__Set exercise__: Reproduce each line that includes the word "subtitle".
─── Records shown ───
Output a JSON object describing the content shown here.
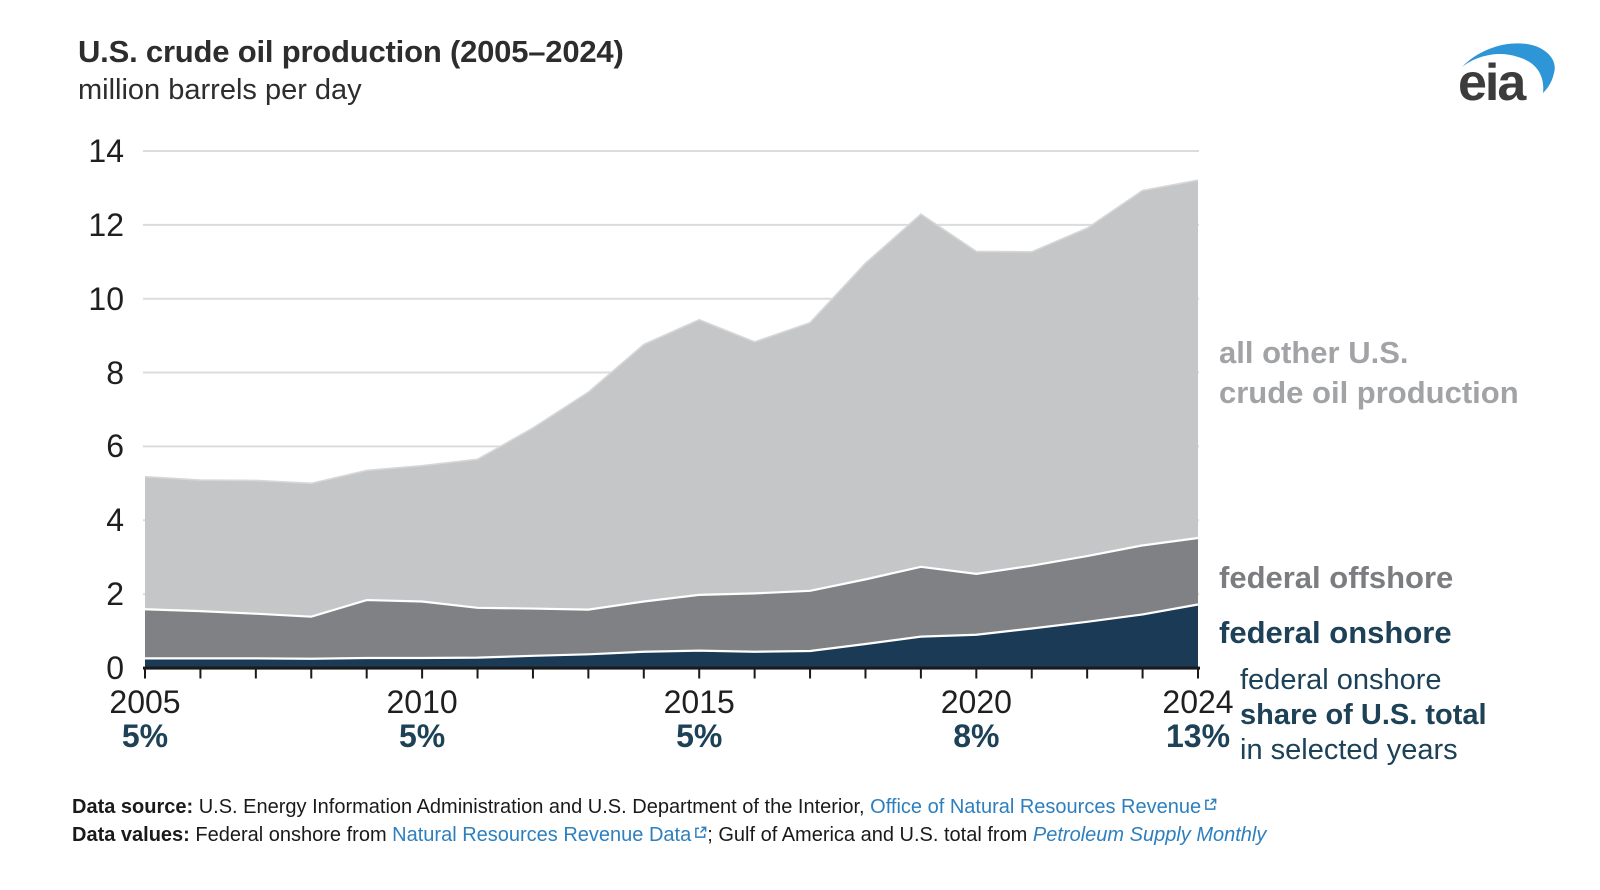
{
  "header": {
    "title": "U.S. crude oil production (2005–2024)",
    "subtitle": "million barrels per day"
  },
  "logo": {
    "text": "eia",
    "swoosh_color": "#2e95d6",
    "text_color": "#3c3c3c"
  },
  "chart_data": {
    "type": "area",
    "stacked": true,
    "title": "U.S. crude oil production (2005–2024)",
    "ylabel": "million barrels per day",
    "x": [
      2005,
      2006,
      2007,
      2008,
      2009,
      2010,
      2011,
      2012,
      2013,
      2014,
      2015,
      2016,
      2017,
      2018,
      2019,
      2020,
      2021,
      2022,
      2023,
      2024
    ],
    "series": [
      {
        "name": "federal onshore",
        "color": "#1b3a55",
        "values": [
          0.26,
          0.26,
          0.26,
          0.25,
          0.27,
          0.27,
          0.28,
          0.33,
          0.37,
          0.44,
          0.47,
          0.44,
          0.46,
          0.65,
          0.85,
          0.9,
          1.07,
          1.25,
          1.45,
          1.72
        ]
      },
      {
        "name": "federal offshore",
        "color": "#808184",
        "values": [
          1.33,
          1.28,
          1.21,
          1.14,
          1.57,
          1.53,
          1.35,
          1.28,
          1.21,
          1.36,
          1.51,
          1.58,
          1.63,
          1.75,
          1.89,
          1.65,
          1.7,
          1.78,
          1.87,
          1.8
        ]
      },
      {
        "name": "all other U.S. crude oil production",
        "color": "#c5c6c8",
        "values": [
          3.59,
          3.55,
          3.61,
          3.61,
          3.51,
          3.68,
          4.02,
          4.89,
          5.89,
          6.96,
          7.45,
          6.81,
          7.26,
          8.56,
          9.55,
          8.73,
          8.5,
          8.88,
          9.61,
          9.69
        ]
      }
    ],
    "total": [
      5.18,
      5.09,
      5.08,
      5.0,
      5.35,
      5.48,
      5.65,
      6.5,
      7.47,
      8.76,
      9.43,
      8.83,
      9.35,
      10.96,
      12.29,
      11.28,
      11.27,
      11.91,
      12.93,
      13.21
    ],
    "ylim": [
      0,
      14
    ],
    "yticks": [
      0,
      2,
      4,
      6,
      8,
      10,
      12,
      14
    ],
    "grid": "horizontal",
    "legend_position": "right-of-plot",
    "share_of_total_labels": [
      {
        "year": "2005",
        "share": "5%"
      },
      {
        "year": "2010",
        "share": "5%"
      },
      {
        "year": "2015",
        "share": "5%"
      },
      {
        "year": "2020",
        "share": "8%"
      },
      {
        "year": "2024",
        "share": "13%"
      }
    ]
  },
  "legend": {
    "all_other_line1": "all other U.S.",
    "all_other_line2": "crude oil production",
    "offshore": "federal offshore",
    "onshore": "federal onshore"
  },
  "share_note": {
    "line1": "federal onshore",
    "line2": "share of U.S. total",
    "line3": "in selected years"
  },
  "footer": {
    "line1_label": "Data source:",
    "line1_text": " U.S. Energy Information Administration and U.S. Department of the Interior, ",
    "line1_link": "Office of Natural Resources Revenue",
    "line2_label": "Data values:",
    "line2_text1": " Federal onshore from ",
    "line2_link1": "Natural Resources Revenue Data",
    "line2_text2": "; Gulf of America and U.S. total from ",
    "line2_link2": "Petroleum Supply Monthly"
  },
  "colors": {
    "navy_area": "#1b3a55",
    "gray_area": "#808184",
    "light_gray_area": "#c5c6c8",
    "navy_text": "#1d4157",
    "gridline": "#dcdcdc",
    "axis": "#1a1a1a",
    "link_blue": "#2e7fbe",
    "logo_blue": "#2e95d6"
  }
}
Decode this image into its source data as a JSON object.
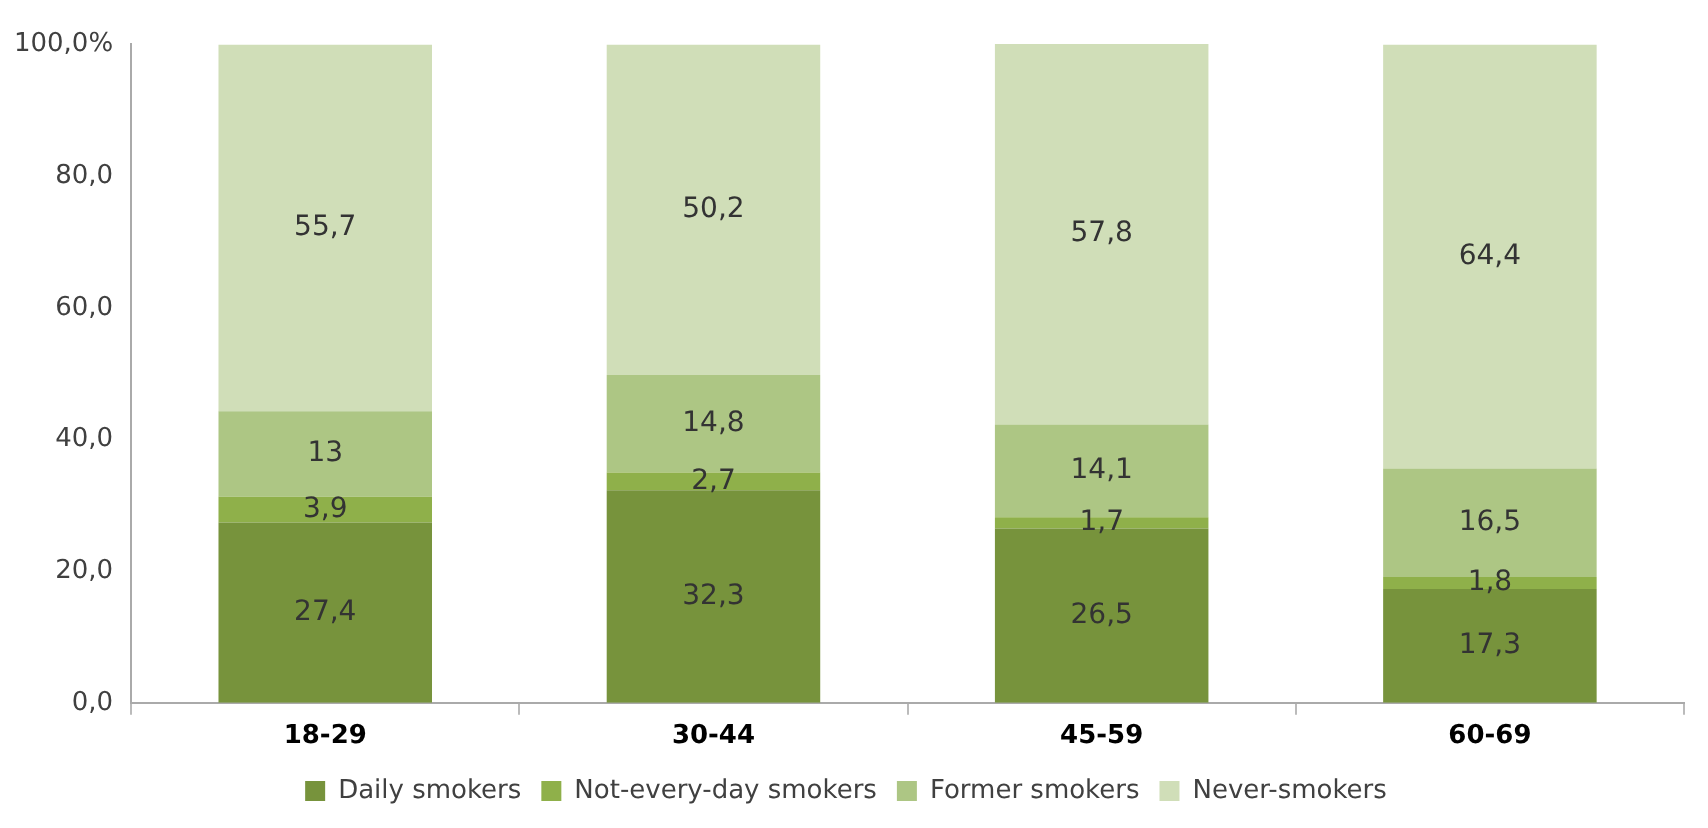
{
  "chart_data": {
    "type": "bar",
    "stacked": true,
    "categories": [
      "18-29",
      "30-44",
      "45-59",
      "60-69"
    ],
    "series": [
      {
        "name": "Daily smokers",
        "color": "#77933c",
        "values": [
          27.4,
          32.3,
          26.5,
          17.3
        ],
        "value_labels": [
          "27,4",
          "32,3",
          "26,5",
          "17,3"
        ]
      },
      {
        "name": "Not-every-day smokers",
        "color": "#8fb04a",
        "values": [
          3.9,
          2.7,
          1.7,
          1.8
        ],
        "value_labels": [
          "3,9",
          "2,7",
          "1,7",
          "1,8"
        ]
      },
      {
        "name": "Former smokers",
        "color": "#adc684",
        "values": [
          13,
          14.8,
          14.1,
          16.5
        ],
        "value_labels": [
          "13",
          "14,8",
          "14,1",
          "16,5"
        ]
      },
      {
        "name": "Never-smokers",
        "color": "#d0deb8",
        "values": [
          55.7,
          50.2,
          57.8,
          64.4
        ],
        "value_labels": [
          "55,7",
          "50,2",
          "57,8",
          "64,4"
        ]
      }
    ],
    "ylim": [
      0,
      100.1
    ],
    "yticks": [
      {
        "value": 0,
        "label": "0,0"
      },
      {
        "value": 20,
        "label": "20,0"
      },
      {
        "value": 40,
        "label": "40,0"
      },
      {
        "value": 60,
        "label": "60,0"
      },
      {
        "value": 80,
        "label": "80,0"
      },
      {
        "value": 100,
        "label": "100,0%"
      }
    ],
    "grid": false,
    "legend": "bottom"
  }
}
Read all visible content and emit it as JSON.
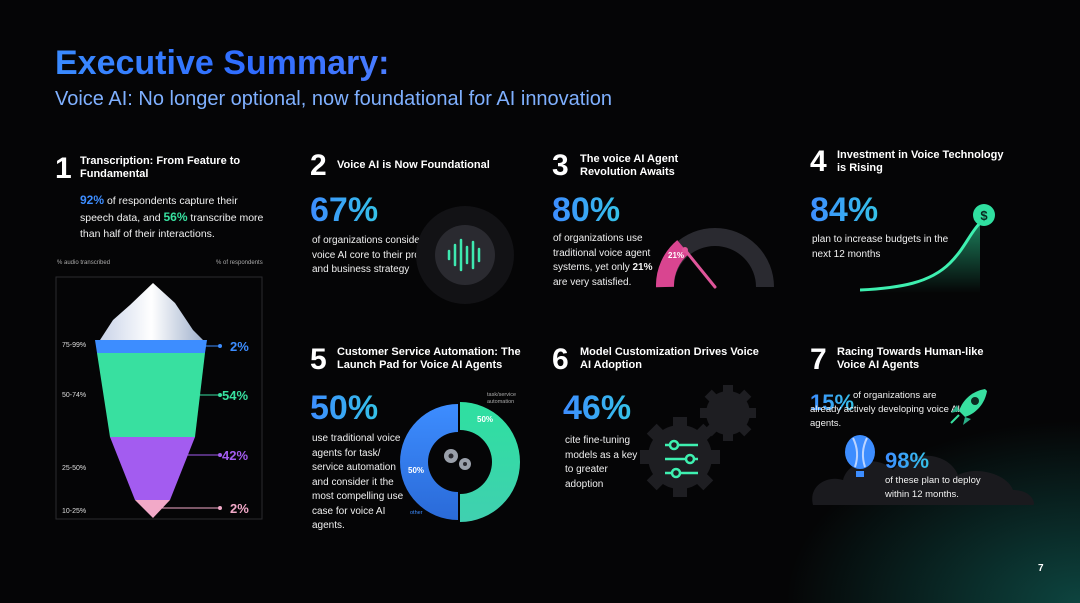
{
  "header": {
    "title": "Executive Summary:",
    "subtitle": "Voice AI: No longer optional, now foundational for AI innovation"
  },
  "s1": {
    "num": "1",
    "title": "Transcription: From Feature to Fundamental",
    "stat1": "92%",
    "text1": " of respondents capture their speech data, and ",
    "stat2": "56%",
    "text2": " transcribe more than half of their interactions.",
    "axis_left": "% audio transcribed",
    "axis_right": "% of respondents",
    "bands": [
      "75-99%",
      "50-74%",
      "25-50%",
      "10-25%"
    ],
    "values": [
      "2%",
      "54%",
      "42%",
      "2%"
    ]
  },
  "s2": {
    "num": "2",
    "title": "Voice AI is Now Foundational",
    "stat": "67%",
    "text": "of organizations consider voice AI core to their product and business strategy"
  },
  "s3": {
    "num": "3",
    "title": "The voice AI Agent Revolution Awaits",
    "stat": "80%",
    "text1": "of organizations use traditional voice agent systems, yet only ",
    "stat2": "21%",
    "text2": " are very satisfied.",
    "gauge_label": "21%"
  },
  "s4": {
    "num": "4",
    "title": "Investment in Voice Technology is Rising",
    "stat": "84%",
    "text": "plan to increase budgets in the next 12 months"
  },
  "s5": {
    "num": "5",
    "title": "Customer Service Automation: The Launch Pad for Voice AI Agents",
    "stat": "50%",
    "text": "use traditional voice agents for task/ service automation and consider it the most compelling use case for voice AI agents.",
    "donut_left": "50%",
    "donut_right": "50%",
    "label_top": "task/service automation",
    "label_bottom": "other"
  },
  "s6": {
    "num": "6",
    "title": "Model Customization Drives Voice AI Adoption",
    "stat": "46%",
    "text": "cite fine-tuning models as a key to greater adoption"
  },
  "s7": {
    "num": "7",
    "title": "Racing Towards Human-like Voice AI Agents",
    "stat1": "15%",
    "text1": "of organizations are already actively developing voice AI agents.",
    "stat2": "98%",
    "text2": "of these plan to deploy within 12 months."
  },
  "footer": {
    "page": "7"
  },
  "colors": {
    "blue": "#3d8dff",
    "green": "#38e0a0",
    "purple": "#a35cf0",
    "pink": "#e0559a"
  }
}
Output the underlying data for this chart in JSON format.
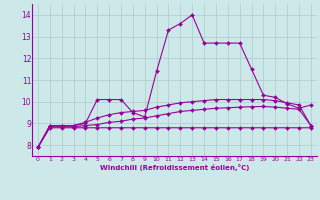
{
  "xlabel": "Windchill (Refroidissement éolien,°C)",
  "x_values": [
    0,
    1,
    2,
    3,
    4,
    5,
    6,
    7,
    8,
    9,
    10,
    11,
    12,
    13,
    14,
    15,
    16,
    17,
    18,
    19,
    20,
    21,
    22,
    23
  ],
  "line1": [
    7.9,
    8.9,
    8.9,
    8.9,
    9.0,
    10.1,
    10.1,
    10.1,
    9.5,
    9.3,
    11.4,
    13.3,
    13.6,
    14.0,
    12.7,
    12.7,
    12.7,
    12.7,
    11.5,
    10.3,
    10.2,
    9.9,
    9.7,
    9.85
  ],
  "line2": [
    7.9,
    8.9,
    8.9,
    8.9,
    9.05,
    9.25,
    9.4,
    9.5,
    9.55,
    9.6,
    9.75,
    9.85,
    9.95,
    10.0,
    10.05,
    10.1,
    10.1,
    10.1,
    10.1,
    10.1,
    10.05,
    9.95,
    9.85,
    8.9
  ],
  "line3": [
    7.9,
    8.85,
    8.85,
    8.85,
    8.9,
    8.95,
    9.05,
    9.1,
    9.2,
    9.25,
    9.35,
    9.45,
    9.55,
    9.6,
    9.65,
    9.7,
    9.72,
    9.75,
    9.77,
    9.78,
    9.75,
    9.7,
    9.65,
    8.9
  ],
  "line4": [
    7.9,
    8.8,
    8.8,
    8.8,
    8.8,
    8.8,
    8.8,
    8.8,
    8.8,
    8.8,
    8.8,
    8.8,
    8.8,
    8.8,
    8.8,
    8.8,
    8.8,
    8.8,
    8.8,
    8.8,
    8.8,
    8.8,
    8.8,
    8.8
  ],
  "line_color": "#990099",
  "bg_color": "#cce8e8",
  "grid_color": "#aacccc",
  "ylim": [
    7.5,
    14.5
  ],
  "xlim": [
    -0.5,
    23.5
  ],
  "yticks": [
    8,
    9,
    10,
    11,
    12,
    13,
    14
  ],
  "xticks": [
    0,
    1,
    2,
    3,
    4,
    5,
    6,
    7,
    8,
    9,
    10,
    11,
    12,
    13,
    14,
    15,
    16,
    17,
    18,
    19,
    20,
    21,
    22,
    23
  ]
}
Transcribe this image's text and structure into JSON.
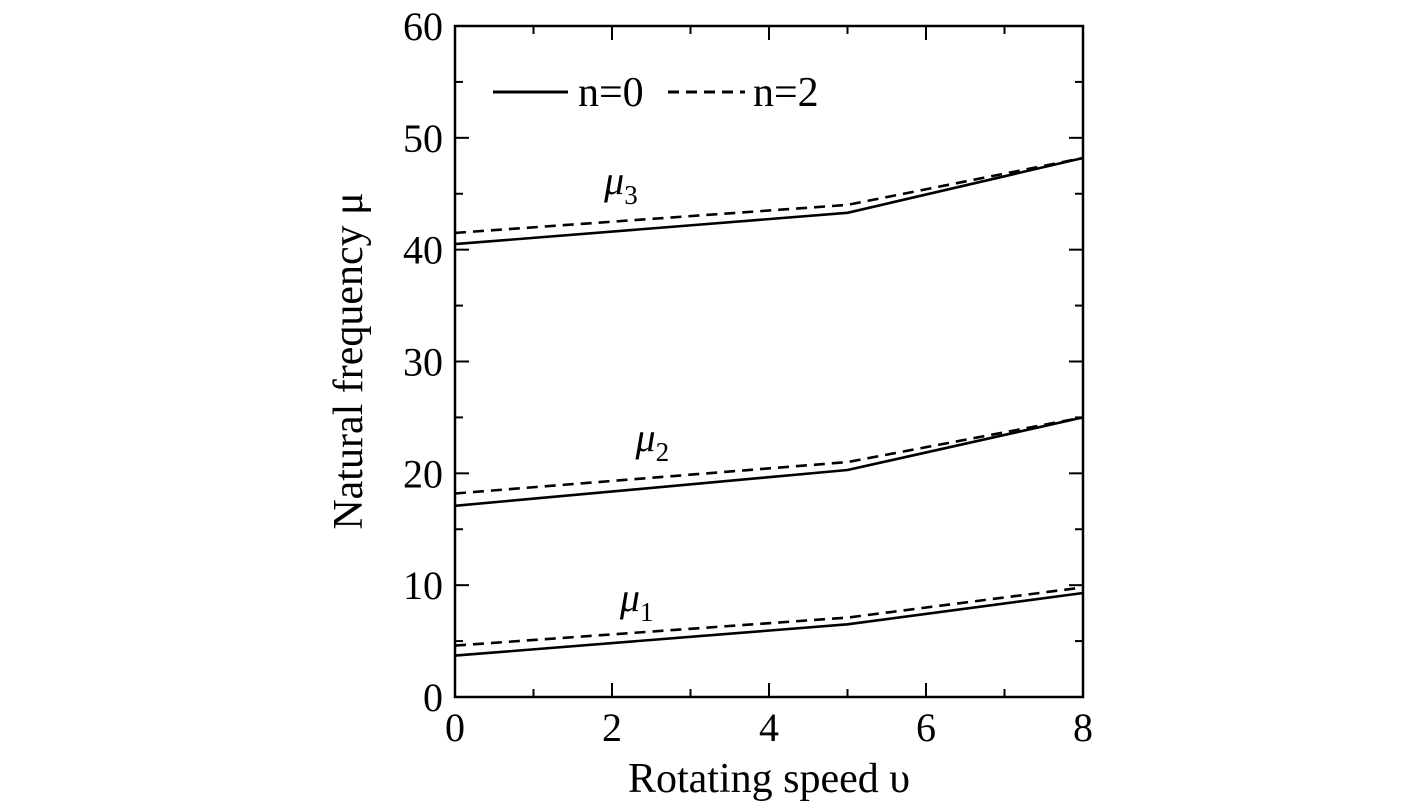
{
  "chart_data": {
    "type": "line",
    "xlabel": "Rotating speed υ",
    "ylabel": "Natural frequency μ",
    "xlim": [
      0,
      8
    ],
    "ylim": [
      0,
      60
    ],
    "xticks": [
      0,
      2,
      4,
      6,
      8
    ],
    "yticks": [
      0,
      10,
      20,
      30,
      40,
      50,
      60
    ],
    "xminor": [
      1,
      3,
      5,
      7
    ],
    "yminor": [
      5,
      15,
      25,
      35,
      45,
      55
    ],
    "grid": false,
    "legend_position": "top-left",
    "legend": [
      {
        "label": "n=0",
        "style": "solid"
      },
      {
        "label": "n=2",
        "style": "dashed"
      }
    ],
    "x": [
      0,
      5,
      8
    ],
    "series": [
      {
        "label": "μ1",
        "style": "solid",
        "values": [
          3.7,
          6.5,
          9.3
        ]
      },
      {
        "label": "μ1",
        "style": "dashed",
        "values": [
          4.6,
          7.1,
          9.8
        ]
      },
      {
        "label": "μ2",
        "style": "solid",
        "values": [
          17.1,
          20.3,
          25.0
        ]
      },
      {
        "label": "μ2",
        "style": "dashed",
        "values": [
          18.2,
          21.0,
          25.0
        ]
      },
      {
        "label": "μ3",
        "style": "solid",
        "values": [
          40.5,
          43.3,
          48.2
        ]
      },
      {
        "label": "μ3",
        "style": "dashed",
        "values": [
          41.5,
          44.0,
          48.2
        ]
      }
    ],
    "annotations": [
      {
        "text": "μ1",
        "base": "μ",
        "sub": "1",
        "x": 2.1,
        "y": 7.7
      },
      {
        "text": "μ2",
        "base": "μ",
        "sub": "2",
        "x": 2.3,
        "y": 22.0
      },
      {
        "text": "μ3",
        "base": "μ",
        "sub": "3",
        "x": 1.9,
        "y": 45.0
      }
    ]
  }
}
───
__Result of this task__:
    "subtitle": "million barrels per day"
    "subtitle": "Voice AI: No longer optional, now foundational for AI innovation"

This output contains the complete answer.